Aim:
Exact repetition is required: output every record in full.

[Dataset items]
• • • • • • •

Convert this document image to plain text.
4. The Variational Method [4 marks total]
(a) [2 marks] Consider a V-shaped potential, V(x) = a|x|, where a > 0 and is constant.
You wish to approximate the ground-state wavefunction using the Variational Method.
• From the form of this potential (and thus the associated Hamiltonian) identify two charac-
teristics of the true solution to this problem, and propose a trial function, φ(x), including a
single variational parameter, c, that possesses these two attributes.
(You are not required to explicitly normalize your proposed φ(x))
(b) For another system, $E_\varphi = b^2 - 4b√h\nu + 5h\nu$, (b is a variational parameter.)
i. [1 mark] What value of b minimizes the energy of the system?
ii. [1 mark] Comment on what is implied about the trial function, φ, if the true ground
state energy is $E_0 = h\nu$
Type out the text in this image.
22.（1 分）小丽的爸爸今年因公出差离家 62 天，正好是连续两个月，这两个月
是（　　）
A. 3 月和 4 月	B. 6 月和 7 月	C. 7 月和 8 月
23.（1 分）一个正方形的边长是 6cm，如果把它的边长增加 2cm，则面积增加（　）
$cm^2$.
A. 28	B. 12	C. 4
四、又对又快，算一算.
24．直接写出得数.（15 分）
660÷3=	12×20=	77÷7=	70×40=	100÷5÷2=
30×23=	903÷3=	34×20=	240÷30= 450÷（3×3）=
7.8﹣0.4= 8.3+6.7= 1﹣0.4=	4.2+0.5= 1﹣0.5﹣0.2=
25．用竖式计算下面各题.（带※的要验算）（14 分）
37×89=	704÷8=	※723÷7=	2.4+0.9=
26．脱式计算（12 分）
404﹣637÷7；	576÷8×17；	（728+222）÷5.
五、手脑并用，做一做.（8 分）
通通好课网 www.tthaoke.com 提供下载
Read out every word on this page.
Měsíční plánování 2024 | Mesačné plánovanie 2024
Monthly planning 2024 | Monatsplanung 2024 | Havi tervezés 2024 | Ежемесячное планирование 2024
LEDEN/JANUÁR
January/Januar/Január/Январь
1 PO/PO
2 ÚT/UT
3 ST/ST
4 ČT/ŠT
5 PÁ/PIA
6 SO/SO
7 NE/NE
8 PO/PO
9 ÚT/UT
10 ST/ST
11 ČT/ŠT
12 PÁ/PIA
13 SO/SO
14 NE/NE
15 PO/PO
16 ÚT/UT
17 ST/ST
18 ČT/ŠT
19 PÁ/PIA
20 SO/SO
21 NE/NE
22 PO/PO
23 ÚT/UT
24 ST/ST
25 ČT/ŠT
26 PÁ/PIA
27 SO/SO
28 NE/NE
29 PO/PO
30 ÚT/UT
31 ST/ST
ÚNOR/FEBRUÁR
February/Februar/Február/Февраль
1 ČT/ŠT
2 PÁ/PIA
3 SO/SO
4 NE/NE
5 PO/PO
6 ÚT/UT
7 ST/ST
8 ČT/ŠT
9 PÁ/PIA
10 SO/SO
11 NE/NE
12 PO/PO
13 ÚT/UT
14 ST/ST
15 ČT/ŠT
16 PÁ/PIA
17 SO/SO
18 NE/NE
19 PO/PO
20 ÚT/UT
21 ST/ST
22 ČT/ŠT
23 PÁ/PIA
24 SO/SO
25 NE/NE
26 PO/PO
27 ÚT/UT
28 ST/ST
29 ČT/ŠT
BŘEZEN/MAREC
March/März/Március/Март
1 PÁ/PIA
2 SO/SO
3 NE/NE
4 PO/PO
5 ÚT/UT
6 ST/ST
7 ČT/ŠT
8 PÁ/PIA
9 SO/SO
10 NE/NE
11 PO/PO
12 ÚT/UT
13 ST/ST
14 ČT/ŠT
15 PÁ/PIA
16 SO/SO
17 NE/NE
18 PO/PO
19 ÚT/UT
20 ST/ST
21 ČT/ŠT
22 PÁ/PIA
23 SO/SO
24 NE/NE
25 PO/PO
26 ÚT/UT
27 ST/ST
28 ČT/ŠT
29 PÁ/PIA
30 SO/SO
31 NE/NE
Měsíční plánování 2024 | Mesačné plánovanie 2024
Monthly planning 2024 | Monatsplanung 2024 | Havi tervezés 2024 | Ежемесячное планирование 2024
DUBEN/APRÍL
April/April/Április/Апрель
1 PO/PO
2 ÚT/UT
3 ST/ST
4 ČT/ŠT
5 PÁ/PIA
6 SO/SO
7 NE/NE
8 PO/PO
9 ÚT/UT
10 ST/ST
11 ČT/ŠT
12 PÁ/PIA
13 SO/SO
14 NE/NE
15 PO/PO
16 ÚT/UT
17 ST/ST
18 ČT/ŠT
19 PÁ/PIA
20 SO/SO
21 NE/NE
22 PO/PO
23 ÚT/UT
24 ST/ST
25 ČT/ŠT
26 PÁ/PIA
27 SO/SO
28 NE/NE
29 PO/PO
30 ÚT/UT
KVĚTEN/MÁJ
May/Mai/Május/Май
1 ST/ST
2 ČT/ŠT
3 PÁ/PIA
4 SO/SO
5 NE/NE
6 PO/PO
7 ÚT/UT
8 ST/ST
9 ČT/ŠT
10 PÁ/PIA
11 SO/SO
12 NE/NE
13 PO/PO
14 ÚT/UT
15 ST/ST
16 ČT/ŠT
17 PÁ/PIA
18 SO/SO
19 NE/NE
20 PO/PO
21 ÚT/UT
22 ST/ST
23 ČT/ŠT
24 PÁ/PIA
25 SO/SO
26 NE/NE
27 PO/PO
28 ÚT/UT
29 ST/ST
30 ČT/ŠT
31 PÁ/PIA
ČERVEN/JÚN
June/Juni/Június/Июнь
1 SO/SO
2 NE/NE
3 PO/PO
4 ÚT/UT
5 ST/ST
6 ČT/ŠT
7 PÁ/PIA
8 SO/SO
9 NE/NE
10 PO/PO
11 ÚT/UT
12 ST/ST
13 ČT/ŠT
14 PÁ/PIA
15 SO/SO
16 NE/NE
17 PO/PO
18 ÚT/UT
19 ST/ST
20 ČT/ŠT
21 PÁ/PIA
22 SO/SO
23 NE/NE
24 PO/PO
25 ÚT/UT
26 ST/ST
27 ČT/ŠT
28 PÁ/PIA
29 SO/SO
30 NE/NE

• • • • • • •

Answer to this task:
Convert this document image to plain text.
4. The Variational Method [4 marks total]
(a) [2 marks] Consider a V-shaped potential, V(x) = a|x|, where a > 0 and is constant.
You wish to approximate the ground-state wavefunction using the Variational Method.
• From the form of this potential (and thus the associated Hamiltonian) identify two charac-
teristics of the true solution to this problem, and propose a trial function, φ(x), including a
single variational parameter, c, that possesses these two attributes.
(You are not required to explicitly normalize your proposed φ(x))
(b) For another system, $E_\varphi = b^2 - 4b√h\nu + 5h\nu$, (b is a variational parameter.)
i. [1 mark] What value of b minimizes the energy of the system?
ii. [1 mark] Comment on what is implied about the trial function, φ, if the true ground
state energy is $E_0 = h\nu$
Type out the text in this image.
22.（1 分）小丽的爸爸今年因公出差离家 62 天，正好是连续两个月，这两个月
是（　　）
A. 3 月和 4 月	B. 6 月和 7 月	C. 7 月和 8 月
23.（1 分）一个正方形的边长是 6cm，如果把它的边长增加 2cm，则面积增加（　）
$cm^2$.
A. 28	B. 12	C. 4
四、又对又快，算一算.
24．直接写出得数.（15 分）
660÷3=	12×20=	77÷7=	70×40=	100÷5÷2=
30×23=	903÷3=	34×20=	240÷30= 450÷（3×3）=
7.8﹣0.4= 8.3+6.7= 1﹣0.4=	4.2+0.5= 1﹣0.5﹣0.2=
25．用竖式计算下面各题.（带※的要验算）（14 分）
37×89=	704÷8=	※723÷7=	2.4+0.9=
26．脱式计算（12 分）
404﹣637÷7；	576÷8×17；	（728+222）÷5.
五、手脑并用，做一做.（8 分）
通通好课网 www.tthaoke.com 提供下载
Read out every word on this page.
Měsíční plánování 2024 | Mesačné plánovanie 2024
Monthly planning 2024 | Monatsplanung 2024 | Havi tervezés 2024 | Ежемесячное планирование 2024
LEDEN/JANUÁR
January/Januar/Január/Январь
1 PO/PO
2 ÚT/UT
3 ST/ST
4 ČT/ŠT
5 PÁ/PIA
6 SO/SO
7 NE/NE
8 PO/PO
9 ÚT/UT
10 ST/ST
11 ČT/ŠT
12 PÁ/PIA
13 SO/SO
14 NE/NE
15 PO/PO
16 ÚT/UT
17 ST/ST
18 ČT/ŠT
19 PÁ/PIA
20 SO/SO
21 NE/NE
22 PO/PO
23 ÚT/UT
24 ST/ST
25 ČT/ŠT
26 PÁ/PIA
27 SO/SO
28 NE/NE
29 PO/PO
30 ÚT/UT
31 ST/ST
ÚNOR/FEBRUÁR
February/Februar/Február/Февраль
1 ČT/ŠT
2 PÁ/PIA
3 SO/SO
4 NE/NE
5 PO/PO
6 ÚT/UT
7 ST/ST
8 ČT/ŠT
9 PÁ/PIA
10 SO/SO
11 NE/NE
12 PO/PO
13 ÚT/UT
14 ST/ST
15 ČT/ŠT
16 PÁ/PIA
17 SO/SO
18 NE/NE
19 PO/PO
20 ÚT/UT
21 ST/ST
22 ČT/ŠT
23 PÁ/PIA
24 SO/SO
25 NE/NE
26 PO/PO
27 ÚT/UT
28 ST/ST
29 ČT/ŠT
BŘEZEN/MAREC
March/März/Március/Март
1 PÁ/PIA
2 SO/SO
3 NE/NE
4 PO/PO
5 ÚT/UT
6 ST/ST
7 ČT/ŠT
8 PÁ/PIA
9 SO/SO
10 NE/NE
11 PO/PO
12 ÚT/UT
13 ST/ST
14 ČT/ŠT
15 PÁ/PIA
16 SO/SO
17 NE/NE
18 PO/PO
19 ÚT/UT
20 ST/ST
21 ČT/ŠT
22 PÁ/PIA
23 SO/SO
24 NE/NE
25 PO/PO
26 ÚT/UT
27 ST/ST
28 ČT/ŠT
29 PÁ/PIA
30 SO/SO
31 NE/NE
Měsíční plánování 2024 | Mesačné plánovanie 2024
Monthly planning 2024 | Monatsplanung 2024 | Havi tervezés 2024 | Ежемесячное планирование 2024
DUBEN/APRÍL
April/April/Április/Апрель
1 PO/PO
2 ÚT/UT
3 ST/ST
4 ČT/ŠT
5 PÁ/PIA
6 SO/SO
7 NE/NE
8 PO/PO
9 ÚT/UT
10 ST/ST
11 ČT/ŠT
12 PÁ/PIA
13 SO/SO
14 NE/NE
15 PO/PO
16 ÚT/UT
17 ST/ST
18 ČT/ŠT
19 PÁ/PIA
20 SO/SO
21 NE/NE
22 PO/PO
23 ÚT/UT
24 ST/ST
25 ČT/ŠT
26 PÁ/PIA
27 SO/SO
28 NE/NE
29 PO/PO
30 ÚT/UT
KVĚTEN/MÁJ
May/Mai/Május/Май
1 ST/ST
2 ČT/ŠT
3 PÁ/PIA
4 SO/SO
5 NE/NE
6 PO/PO
7 ÚT/UT
8 ST/ST
9 ČT/ŠT
10 PÁ/PIA
11 SO/SO
12 NE/NE
13 PO/PO
14 ÚT/UT
15 ST/ST
16 ČT/ŠT
17 PÁ/PIA
18 SO/SO
19 NE/NE
20 PO/PO
21 ÚT/UT
22 ST/ST
23 ČT/ŠT
24 PÁ/PIA
25 SO/SO
26 NE/NE
27 PO/PO
28 ÚT/UT
29 ST/ST
30 ČT/ŠT
31 PÁ/PIA
ČERVEN/JÚN
June/Juni/Június/Июнь
1 SO/SO
2 NE/NE
3 PO/PO
4 ÚT/UT
5 ST/ST
6 ČT/ŠT
7 PÁ/PIA
8 SO/SO
9 NE/NE
10 PO/PO
11 ÚT/UT
12 ST/ST
13 ČT/ŠT
14 PÁ/PIA
15 SO/SO
16 NE/NE
17 PO/PO
18 ÚT/UT
19 ST/ST
20 ČT/ŠT
21 PÁ/PIA
22 SO/SO
23 NE/NE
24 PO/PO
25 ÚT/UT
26 ST/ST
27 ČT/ŠT
28 PÁ/PIA
29 SO/SO
30 NE/NE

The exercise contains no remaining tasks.